● TASK REQUIREMENTS: Please repeat all of the lines that follow, exactly as written.

--- Start ---

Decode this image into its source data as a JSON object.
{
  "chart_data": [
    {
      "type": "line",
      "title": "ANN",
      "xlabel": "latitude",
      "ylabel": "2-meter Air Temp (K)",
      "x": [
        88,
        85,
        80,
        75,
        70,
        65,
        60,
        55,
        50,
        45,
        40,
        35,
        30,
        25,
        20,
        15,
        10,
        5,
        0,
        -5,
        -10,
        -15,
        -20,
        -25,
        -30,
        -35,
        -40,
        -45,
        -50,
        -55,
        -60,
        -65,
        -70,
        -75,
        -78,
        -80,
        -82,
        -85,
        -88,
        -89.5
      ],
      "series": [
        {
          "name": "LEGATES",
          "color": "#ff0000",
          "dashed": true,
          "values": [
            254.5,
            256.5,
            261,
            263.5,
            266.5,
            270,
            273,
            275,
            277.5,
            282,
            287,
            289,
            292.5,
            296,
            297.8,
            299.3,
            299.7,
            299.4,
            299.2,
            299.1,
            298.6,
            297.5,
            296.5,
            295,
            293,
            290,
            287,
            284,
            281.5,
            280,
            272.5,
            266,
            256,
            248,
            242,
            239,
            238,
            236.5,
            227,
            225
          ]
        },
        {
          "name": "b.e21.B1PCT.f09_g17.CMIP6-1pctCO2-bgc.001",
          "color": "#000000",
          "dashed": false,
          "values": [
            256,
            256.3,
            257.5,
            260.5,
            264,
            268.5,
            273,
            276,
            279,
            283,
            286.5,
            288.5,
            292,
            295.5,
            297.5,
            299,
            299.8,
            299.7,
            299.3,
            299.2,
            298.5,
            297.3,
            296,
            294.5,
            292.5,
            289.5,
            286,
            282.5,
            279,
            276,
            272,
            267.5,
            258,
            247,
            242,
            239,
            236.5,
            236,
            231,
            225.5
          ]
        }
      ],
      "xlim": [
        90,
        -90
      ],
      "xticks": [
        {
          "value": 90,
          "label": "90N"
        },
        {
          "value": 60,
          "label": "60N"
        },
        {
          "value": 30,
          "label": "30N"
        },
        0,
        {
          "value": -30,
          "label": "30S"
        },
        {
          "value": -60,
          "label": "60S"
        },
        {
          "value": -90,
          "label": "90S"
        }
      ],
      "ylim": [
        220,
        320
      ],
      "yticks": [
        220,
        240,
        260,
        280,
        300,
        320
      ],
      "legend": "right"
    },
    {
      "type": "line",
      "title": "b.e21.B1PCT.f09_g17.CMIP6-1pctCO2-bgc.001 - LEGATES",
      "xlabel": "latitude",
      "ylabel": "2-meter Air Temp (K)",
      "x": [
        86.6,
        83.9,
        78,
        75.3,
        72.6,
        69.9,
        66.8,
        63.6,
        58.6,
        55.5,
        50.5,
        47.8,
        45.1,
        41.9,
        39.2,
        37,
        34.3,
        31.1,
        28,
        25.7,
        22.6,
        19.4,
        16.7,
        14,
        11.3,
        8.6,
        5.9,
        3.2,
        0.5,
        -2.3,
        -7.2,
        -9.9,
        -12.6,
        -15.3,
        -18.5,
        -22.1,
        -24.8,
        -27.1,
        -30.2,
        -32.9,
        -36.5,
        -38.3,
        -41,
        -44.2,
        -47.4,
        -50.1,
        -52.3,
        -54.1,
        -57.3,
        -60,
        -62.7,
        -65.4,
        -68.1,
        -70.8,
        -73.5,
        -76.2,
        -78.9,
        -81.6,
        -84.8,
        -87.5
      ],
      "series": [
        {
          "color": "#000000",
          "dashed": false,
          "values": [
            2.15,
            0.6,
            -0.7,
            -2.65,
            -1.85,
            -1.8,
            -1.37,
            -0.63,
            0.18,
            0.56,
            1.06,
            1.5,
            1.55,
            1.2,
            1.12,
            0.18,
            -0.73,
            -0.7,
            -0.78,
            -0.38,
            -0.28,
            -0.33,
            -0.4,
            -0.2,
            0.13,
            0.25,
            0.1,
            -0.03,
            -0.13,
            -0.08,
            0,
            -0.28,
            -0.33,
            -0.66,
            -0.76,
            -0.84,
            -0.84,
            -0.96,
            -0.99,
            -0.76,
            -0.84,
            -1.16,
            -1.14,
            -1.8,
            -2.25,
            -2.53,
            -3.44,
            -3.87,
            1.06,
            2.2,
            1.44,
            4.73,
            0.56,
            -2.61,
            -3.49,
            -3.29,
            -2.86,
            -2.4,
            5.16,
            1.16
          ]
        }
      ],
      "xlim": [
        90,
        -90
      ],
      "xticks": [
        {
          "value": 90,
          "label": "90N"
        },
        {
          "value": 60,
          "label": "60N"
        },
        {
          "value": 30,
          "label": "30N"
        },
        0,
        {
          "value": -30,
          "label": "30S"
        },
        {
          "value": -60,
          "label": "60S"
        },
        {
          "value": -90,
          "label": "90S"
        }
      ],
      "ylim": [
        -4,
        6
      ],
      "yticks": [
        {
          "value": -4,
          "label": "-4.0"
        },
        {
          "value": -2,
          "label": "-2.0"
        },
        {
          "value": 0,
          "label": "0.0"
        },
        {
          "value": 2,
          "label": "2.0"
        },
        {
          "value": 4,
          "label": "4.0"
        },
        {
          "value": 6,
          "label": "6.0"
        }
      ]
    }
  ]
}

--- End ---

● TASK OUTPUT:
Decode this image into its source data as a JSON object.
{
  "chart_data": [
    {
      "type": "line",
      "title": "ANN",
      "xlabel": "latitude",
      "ylabel": "2-meter Air Temp (K)",
      "x": [
        88,
        85,
        80,
        75,
        70,
        65,
        60,
        55,
        50,
        45,
        40,
        35,
        30,
        25,
        20,
        15,
        10,
        5,
        0,
        -5,
        -10,
        -15,
        -20,
        -25,
        -30,
        -35,
        -40,
        -45,
        -50,
        -55,
        -60,
        -65,
        -70,
        -75,
        -78,
        -80,
        -82,
        -85,
        -88,
        -89.5
      ],
      "series": [
        {
          "name": "LEGATES",
          "color": "#ff0000",
          "dashed": true,
          "values": [
            254.5,
            256.5,
            261,
            263.5,
            266.5,
            270,
            273,
            275,
            277.5,
            282,
            287,
            289,
            292.5,
            296,
            297.8,
            299.3,
            299.7,
            299.4,
            299.2,
            299.1,
            298.6,
            297.5,
            296.5,
            295,
            293,
            290,
            287,
            284,
            281.5,
            280,
            272.5,
            266,
            256,
            248,
            242,
            239,
            238,
            236.5,
            227,
            225
          ]
        },
        {
          "name": "b.e21.B1PCT.f09_g17.CMIP6-1pctCO2-bgc.001",
          "color": "#000000",
          "dashed": false,
          "values": [
            256,
            256.3,
            257.5,
            260.5,
            264,
            268.5,
            273,
            276,
            279,
            283,
            286.5,
            288.5,
            292,
            295.5,
            297.5,
            299,
            299.8,
            299.7,
            299.3,
            299.2,
            298.5,
            297.3,
            296,
            294.5,
            292.5,
            289.5,
            286,
            282.5,
            279,
            276,
            272,
            267.5,
            258,
            247,
            242,
            239,
            236.5,
            236,
            231,
            225.5
          ]
        }
      ],
      "xlim": [
        90,
        -90
      ],
      "xticks": [
        {
          "value": 90,
          "label": "90N"
        },
        {
          "value": 60,
          "label": "60N"
        },
        {
          "value": 30,
          "label": "30N"
        },
        0,
        {
          "value": -30,
          "label": "30S"
        },
        {
          "value": -60,
          "label": "60S"
        },
        {
          "value": -90,
          "label": "90S"
        }
      ],
      "ylim": [
        220,
        320
      ],
      "yticks": [
        220,
        240,
        260,
        280,
        300,
        320
      ],
      "legend": "right"
    },
    {
      "type": "line",
      "title": "b.e21.B1PCT.f09_g17.CMIP6-1pctCO2-bgc.001 - LEGATES",
      "xlabel": "latitude",
      "ylabel": "2-meter Air Temp (K)",
      "x": [
        86.6,
        83.9,
        78,
        75.3,
        72.6,
        69.9,
        66.8,
        63.6,
        58.6,
        55.5,
        50.5,
        47.8,
        45.1,
        41.9,
        39.2,
        37,
        34.3,
        31.1,
        28,
        25.7,
        22.6,
        19.4,
        16.7,
        14,
        11.3,
        8.6,
        5.9,
        3.2,
        0.5,
        -2.3,
        -7.2,
        -9.9,
        -12.6,
        -15.3,
        -18.5,
        -22.1,
        -24.8,
        -27.1,
        -30.2,
        -32.9,
        -36.5,
        -38.3,
        -41,
        -44.2,
        -47.4,
        -50.1,
        -52.3,
        -54.1,
        -57.3,
        -60,
        -62.7,
        -65.4,
        -68.1,
        -70.8,
        -73.5,
        -76.2,
        -78.9,
        -81.6,
        -84.8,
        -87.5
      ],
      "series": [
        {
          "color": "#000000",
          "dashed": false,
          "values": [
            2.15,
            0.6,
            -0.7,
            -2.65,
            -1.85,
            -1.8,
            -1.37,
            -0.63,
            0.18,
            0.56,
            1.06,
            1.5,
            1.55,
            1.2,
            1.12,
            0.18,
            -0.73,
            -0.7,
            -0.78,
            -0.38,
            -0.28,
            -0.33,
            -0.4,
            -0.2,
            0.13,
            0.25,
            0.1,
            -0.03,
            -0.13,
            -0.08,
            0,
            -0.28,
            -0.33,
            -0.66,
            -0.76,
            -0.84,
            -0.84,
            -0.96,
            -0.99,
            -0.76,
            -0.84,
            -1.16,
            -1.14,
            -1.8,
            -2.25,
            -2.53,
            -3.44,
            -3.87,
            1.06,
            2.2,
            1.44,
            4.73,
            0.56,
            -2.61,
            -3.49,
            -3.29,
            -2.86,
            -2.4,
            5.16,
            1.16
          ]
        }
      ],
      "xlim": [
        90,
        -90
      ],
      "xticks": [
        {
          "value": 90,
          "label": "90N"
        },
        {
          "value": 60,
          "label": "60N"
        },
        {
          "value": 30,
          "label": "30N"
        },
        0,
        {
          "value": -30,
          "label": "30S"
        },
        {
          "value": -60,
          "label": "60S"
        },
        {
          "value": -90,
          "label": "90S"
        }
      ],
      "ylim": [
        -4,
        6
      ],
      "yticks": [
        {
          "value": -4,
          "label": "-4.0"
        },
        {
          "value": -2,
          "label": "-2.0"
        },
        {
          "value": 0,
          "label": "0.0"
        },
        {
          "value": 2,
          "label": "2.0"
        },
        {
          "value": 4,
          "label": "4.0"
        },
        {
          "value": 6,
          "label": "6.0"
        }
      ]
    }
  ]
}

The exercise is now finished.